Data entries for graphics:
□ □ □ □ □ □ □

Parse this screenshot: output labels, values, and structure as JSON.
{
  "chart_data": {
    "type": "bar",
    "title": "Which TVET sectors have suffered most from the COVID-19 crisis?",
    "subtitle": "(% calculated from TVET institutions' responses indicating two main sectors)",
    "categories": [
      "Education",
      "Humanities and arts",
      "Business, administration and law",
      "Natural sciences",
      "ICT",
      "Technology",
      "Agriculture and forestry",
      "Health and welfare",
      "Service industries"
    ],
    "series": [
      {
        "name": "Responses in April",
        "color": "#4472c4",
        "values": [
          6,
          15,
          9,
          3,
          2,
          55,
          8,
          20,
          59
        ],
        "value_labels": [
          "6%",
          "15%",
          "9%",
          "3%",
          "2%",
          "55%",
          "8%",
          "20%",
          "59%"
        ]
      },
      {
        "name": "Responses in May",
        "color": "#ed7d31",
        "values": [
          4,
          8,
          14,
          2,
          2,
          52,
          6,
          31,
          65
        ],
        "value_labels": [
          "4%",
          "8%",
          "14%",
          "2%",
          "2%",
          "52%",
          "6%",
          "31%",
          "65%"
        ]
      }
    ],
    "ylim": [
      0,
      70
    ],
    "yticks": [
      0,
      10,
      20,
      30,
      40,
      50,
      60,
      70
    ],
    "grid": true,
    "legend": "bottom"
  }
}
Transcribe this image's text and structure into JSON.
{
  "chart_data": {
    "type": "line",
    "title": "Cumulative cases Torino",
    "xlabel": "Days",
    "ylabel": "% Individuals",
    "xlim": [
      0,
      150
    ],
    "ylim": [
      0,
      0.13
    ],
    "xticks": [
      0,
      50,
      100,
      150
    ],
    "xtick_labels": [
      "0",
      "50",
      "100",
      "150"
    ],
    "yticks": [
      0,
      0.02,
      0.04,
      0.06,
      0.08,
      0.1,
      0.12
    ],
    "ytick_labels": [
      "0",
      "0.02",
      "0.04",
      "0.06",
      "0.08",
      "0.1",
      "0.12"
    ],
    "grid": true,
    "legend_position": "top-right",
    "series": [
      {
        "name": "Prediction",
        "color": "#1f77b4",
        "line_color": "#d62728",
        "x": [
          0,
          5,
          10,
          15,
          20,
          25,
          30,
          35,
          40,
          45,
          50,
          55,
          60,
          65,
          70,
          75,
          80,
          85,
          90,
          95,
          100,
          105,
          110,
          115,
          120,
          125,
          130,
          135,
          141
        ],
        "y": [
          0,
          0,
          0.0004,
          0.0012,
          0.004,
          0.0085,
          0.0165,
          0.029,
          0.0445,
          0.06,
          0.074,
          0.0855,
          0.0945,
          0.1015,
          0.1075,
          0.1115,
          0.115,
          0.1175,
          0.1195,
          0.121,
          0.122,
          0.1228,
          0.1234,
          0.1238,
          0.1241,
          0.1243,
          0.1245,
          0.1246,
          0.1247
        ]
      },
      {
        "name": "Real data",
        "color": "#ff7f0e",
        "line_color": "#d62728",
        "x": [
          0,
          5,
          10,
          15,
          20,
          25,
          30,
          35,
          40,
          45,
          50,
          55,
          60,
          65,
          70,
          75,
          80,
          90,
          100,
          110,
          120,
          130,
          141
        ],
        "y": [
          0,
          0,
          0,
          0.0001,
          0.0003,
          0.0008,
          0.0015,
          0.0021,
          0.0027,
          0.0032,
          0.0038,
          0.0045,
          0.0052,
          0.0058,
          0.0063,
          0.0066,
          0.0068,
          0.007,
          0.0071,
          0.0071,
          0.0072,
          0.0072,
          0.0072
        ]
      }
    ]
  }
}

□ □ □ □ □ □ □

■ Aim of the exercise
Copy out all lines from the material above that contain the string "JSON".

■ Response to the exercise
Parse this screenshot: output labels, values, and structure as JSON.
Transcribe this image's text and structure into JSON.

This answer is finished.